[Collected data entries]

=-=-=

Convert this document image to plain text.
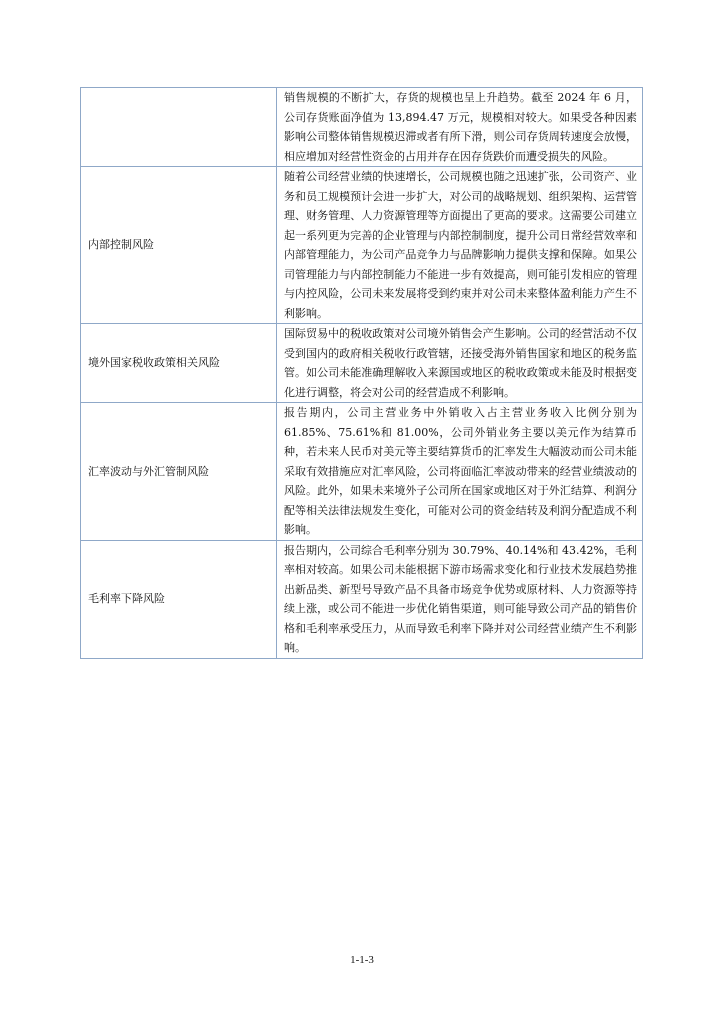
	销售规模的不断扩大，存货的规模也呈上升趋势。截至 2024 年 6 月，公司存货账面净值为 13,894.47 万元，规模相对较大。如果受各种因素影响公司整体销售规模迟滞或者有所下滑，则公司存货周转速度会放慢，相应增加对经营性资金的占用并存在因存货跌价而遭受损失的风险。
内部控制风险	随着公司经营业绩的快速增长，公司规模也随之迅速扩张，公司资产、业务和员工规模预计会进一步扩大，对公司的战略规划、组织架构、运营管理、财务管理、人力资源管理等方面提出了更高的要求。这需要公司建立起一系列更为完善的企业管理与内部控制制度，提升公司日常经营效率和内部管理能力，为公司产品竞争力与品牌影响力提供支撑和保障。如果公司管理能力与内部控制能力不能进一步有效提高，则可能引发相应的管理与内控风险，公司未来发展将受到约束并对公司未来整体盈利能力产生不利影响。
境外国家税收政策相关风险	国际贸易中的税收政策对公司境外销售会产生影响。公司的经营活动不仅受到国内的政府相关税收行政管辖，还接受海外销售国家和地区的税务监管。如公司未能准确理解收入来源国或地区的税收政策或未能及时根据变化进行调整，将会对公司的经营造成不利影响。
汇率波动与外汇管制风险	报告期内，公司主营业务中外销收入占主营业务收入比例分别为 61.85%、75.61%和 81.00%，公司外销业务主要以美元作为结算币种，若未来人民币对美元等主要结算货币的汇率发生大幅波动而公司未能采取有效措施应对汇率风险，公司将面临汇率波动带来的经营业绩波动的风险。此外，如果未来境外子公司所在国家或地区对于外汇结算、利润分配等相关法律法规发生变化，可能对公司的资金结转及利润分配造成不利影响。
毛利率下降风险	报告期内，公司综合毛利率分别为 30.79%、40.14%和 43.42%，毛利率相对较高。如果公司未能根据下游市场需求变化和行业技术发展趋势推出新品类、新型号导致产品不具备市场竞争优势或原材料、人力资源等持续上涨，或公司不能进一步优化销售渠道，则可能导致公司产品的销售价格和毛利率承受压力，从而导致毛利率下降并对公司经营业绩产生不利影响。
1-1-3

=-=-=

**Given instruction**
From the listing above, pick out every line containing "报告期内".

**Task answer**
汇率波动与外汇管制风险	报告期内，公司主营业务中外销收入占主营业务收入比例分别为 61.85%、75.61%和 81.00%，公司外销业务主要以美元作为结算币种，若未来人民币对美元等主要结算货币的汇率发生大幅波动而公司未能采取有效措施应对汇率风险，公司将面临汇率波动带来的经营业绩波动的风险。此外，如果未来境外子公司所在国家或地区对于外汇结算、利润分配等相关法律法规发生变化，可能对公司的资金结转及利润分配造成不利影响。
毛利率下降风险	报告期内，公司综合毛利率分别为 30.79%、40.14%和 43.42%，毛利率相对较高。如果公司未能根据下游市场需求变化和行业技术发展趋势推出新品类、新型号导致产品不具备市场竞争优势或原材料、人力资源等持续上涨，或公司不能进一步优化销售渠道，则可能导致公司产品的销售价格和毛利率承受压力，从而导致毛利率下降并对公司经营业绩产生不利影响。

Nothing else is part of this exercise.